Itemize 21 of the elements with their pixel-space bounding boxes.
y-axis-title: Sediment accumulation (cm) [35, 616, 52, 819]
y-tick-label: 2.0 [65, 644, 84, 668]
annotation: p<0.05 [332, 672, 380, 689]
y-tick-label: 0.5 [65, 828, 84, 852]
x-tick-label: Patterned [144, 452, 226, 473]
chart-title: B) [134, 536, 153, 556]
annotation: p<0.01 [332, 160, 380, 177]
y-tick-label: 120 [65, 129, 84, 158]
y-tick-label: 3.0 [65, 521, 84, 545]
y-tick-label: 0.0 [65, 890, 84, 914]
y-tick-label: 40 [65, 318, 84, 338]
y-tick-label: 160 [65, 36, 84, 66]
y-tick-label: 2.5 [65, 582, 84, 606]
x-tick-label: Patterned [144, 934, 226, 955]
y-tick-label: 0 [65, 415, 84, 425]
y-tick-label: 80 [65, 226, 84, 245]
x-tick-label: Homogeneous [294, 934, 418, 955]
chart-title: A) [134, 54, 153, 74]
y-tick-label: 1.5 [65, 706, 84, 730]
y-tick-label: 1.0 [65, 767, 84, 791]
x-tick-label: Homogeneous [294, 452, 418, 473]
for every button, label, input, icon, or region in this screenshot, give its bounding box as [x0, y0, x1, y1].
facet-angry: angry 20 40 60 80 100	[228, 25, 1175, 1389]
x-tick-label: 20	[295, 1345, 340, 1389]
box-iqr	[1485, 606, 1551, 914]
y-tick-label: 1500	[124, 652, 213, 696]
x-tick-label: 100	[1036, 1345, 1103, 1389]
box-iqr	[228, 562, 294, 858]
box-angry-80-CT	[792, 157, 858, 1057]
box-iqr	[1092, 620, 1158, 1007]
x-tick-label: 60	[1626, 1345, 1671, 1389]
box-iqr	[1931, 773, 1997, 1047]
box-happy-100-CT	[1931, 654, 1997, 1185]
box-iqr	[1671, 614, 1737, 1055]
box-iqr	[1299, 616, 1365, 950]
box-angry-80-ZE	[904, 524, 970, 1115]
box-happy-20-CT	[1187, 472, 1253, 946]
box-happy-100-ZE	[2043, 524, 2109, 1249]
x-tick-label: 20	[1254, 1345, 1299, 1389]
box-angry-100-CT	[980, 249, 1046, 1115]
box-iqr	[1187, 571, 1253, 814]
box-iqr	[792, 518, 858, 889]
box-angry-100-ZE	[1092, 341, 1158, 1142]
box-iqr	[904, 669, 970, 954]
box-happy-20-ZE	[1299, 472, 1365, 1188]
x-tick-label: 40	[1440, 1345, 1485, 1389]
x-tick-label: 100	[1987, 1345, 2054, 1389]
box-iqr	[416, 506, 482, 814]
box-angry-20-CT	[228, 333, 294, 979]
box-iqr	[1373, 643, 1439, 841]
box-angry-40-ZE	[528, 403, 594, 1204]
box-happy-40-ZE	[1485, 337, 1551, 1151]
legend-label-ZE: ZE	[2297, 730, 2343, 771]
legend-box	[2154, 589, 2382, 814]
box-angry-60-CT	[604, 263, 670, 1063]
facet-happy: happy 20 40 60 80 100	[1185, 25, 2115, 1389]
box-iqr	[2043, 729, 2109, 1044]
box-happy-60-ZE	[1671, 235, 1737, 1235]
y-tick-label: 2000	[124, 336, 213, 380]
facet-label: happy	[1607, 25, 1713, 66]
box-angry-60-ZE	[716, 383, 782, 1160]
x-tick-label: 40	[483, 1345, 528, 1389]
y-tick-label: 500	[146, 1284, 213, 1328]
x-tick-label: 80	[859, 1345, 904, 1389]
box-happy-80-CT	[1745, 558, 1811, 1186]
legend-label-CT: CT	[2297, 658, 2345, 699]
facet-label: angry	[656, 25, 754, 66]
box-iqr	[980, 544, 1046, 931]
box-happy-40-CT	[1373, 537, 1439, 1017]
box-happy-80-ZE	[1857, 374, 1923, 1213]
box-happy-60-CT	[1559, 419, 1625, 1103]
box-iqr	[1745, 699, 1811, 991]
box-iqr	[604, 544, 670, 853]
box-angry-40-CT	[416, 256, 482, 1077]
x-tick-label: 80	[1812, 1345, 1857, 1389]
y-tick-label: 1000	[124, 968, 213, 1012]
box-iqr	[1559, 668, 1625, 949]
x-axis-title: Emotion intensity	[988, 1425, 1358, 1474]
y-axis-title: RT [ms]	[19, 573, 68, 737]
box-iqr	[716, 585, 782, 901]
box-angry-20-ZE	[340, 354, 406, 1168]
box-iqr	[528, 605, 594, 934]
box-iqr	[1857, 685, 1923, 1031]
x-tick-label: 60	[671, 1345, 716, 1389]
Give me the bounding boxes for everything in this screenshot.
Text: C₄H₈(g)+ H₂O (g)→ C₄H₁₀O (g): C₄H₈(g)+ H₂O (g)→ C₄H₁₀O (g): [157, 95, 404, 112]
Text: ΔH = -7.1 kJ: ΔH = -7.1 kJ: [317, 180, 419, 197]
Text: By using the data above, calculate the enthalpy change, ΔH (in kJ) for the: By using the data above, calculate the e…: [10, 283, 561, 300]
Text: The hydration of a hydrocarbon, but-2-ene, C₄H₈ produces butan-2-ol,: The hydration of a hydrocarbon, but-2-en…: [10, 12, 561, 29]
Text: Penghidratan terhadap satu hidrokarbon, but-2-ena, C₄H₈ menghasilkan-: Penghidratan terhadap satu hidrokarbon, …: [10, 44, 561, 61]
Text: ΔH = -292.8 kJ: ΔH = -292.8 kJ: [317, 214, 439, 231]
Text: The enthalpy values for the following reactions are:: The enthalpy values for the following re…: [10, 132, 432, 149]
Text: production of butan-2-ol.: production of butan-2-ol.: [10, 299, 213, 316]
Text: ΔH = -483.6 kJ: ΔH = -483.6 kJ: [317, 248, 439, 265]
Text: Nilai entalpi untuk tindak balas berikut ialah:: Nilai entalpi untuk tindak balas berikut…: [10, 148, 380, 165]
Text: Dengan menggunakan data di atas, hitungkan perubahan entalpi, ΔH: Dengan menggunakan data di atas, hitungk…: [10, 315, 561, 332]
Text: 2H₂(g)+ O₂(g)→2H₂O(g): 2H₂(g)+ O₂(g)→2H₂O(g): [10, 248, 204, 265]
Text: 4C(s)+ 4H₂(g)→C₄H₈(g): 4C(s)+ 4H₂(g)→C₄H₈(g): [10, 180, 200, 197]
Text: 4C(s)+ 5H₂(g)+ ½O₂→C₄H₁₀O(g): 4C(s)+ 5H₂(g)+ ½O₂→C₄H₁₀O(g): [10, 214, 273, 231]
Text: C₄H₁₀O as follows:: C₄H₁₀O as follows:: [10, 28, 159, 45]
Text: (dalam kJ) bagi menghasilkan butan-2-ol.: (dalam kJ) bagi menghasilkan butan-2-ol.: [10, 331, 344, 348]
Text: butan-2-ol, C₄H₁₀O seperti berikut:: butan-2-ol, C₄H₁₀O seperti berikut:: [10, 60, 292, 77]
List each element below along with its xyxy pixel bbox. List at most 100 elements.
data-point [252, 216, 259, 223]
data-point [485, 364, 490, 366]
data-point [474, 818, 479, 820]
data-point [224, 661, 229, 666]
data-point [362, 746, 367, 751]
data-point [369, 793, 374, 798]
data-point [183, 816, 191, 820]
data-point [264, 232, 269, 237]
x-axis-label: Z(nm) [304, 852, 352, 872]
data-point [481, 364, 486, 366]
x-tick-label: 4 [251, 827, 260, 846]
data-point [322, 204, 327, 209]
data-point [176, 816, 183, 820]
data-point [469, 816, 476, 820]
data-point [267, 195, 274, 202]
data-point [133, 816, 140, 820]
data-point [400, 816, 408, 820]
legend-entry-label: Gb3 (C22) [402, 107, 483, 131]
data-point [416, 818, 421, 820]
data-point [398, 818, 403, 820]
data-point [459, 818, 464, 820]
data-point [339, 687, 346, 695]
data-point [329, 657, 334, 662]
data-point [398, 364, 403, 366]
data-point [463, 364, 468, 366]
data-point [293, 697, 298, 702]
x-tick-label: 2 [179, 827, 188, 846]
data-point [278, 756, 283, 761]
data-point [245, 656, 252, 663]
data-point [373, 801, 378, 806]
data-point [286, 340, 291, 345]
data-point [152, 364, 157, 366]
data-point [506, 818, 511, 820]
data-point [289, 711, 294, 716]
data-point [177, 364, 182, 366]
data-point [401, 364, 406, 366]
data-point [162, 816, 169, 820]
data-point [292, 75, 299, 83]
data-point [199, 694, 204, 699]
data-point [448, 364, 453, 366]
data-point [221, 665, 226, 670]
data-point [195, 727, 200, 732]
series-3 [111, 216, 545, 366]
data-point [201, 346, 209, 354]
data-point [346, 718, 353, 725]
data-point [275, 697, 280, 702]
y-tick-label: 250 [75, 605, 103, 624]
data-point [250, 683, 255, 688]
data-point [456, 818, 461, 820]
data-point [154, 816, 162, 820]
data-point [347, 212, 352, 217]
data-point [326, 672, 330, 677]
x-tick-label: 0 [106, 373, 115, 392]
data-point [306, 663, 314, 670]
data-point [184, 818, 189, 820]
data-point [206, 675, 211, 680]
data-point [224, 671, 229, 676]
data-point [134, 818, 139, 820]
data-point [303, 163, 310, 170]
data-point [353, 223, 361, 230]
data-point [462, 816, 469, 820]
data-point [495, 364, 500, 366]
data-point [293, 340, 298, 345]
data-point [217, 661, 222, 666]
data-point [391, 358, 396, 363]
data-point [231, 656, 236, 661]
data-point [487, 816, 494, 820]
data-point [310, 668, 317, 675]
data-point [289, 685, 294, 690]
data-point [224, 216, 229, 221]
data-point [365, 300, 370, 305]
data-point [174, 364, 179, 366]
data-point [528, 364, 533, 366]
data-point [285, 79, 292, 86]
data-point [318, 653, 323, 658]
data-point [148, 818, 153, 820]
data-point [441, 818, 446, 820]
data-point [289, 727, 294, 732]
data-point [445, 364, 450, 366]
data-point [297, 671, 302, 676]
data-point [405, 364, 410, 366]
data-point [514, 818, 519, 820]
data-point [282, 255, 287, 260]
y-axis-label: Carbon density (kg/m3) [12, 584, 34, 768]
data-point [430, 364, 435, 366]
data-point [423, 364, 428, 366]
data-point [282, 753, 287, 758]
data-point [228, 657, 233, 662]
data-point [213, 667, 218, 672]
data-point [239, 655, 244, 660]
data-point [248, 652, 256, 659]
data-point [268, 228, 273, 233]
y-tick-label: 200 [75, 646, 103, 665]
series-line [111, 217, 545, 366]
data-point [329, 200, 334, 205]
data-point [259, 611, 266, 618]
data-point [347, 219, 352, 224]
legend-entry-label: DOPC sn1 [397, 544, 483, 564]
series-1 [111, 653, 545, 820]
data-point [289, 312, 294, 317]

☆ ☆ ☆ ☆ ☆

§ **WHAT IS REQUIRED**:
Rewrite the stretch from the first line through the line containing "x-tick-label: Patterned [144, 452, 226, 473]", with "Sediment" swapped for "Soil" and everything else unchanged.

§ **COMPLETE OUTPUT**:
Itemize 21 of the elements with their pixel-space bounding boxes.
y-axis-title: Soil accumulation (cm) [35, 616, 52, 819]
y-tick-label: 2.0 [65, 644, 84, 668]
annotation: p<0.05 [332, 672, 380, 689]
y-tick-label: 0.5 [65, 828, 84, 852]
x-tick-label: Patterned [144, 452, 226, 473]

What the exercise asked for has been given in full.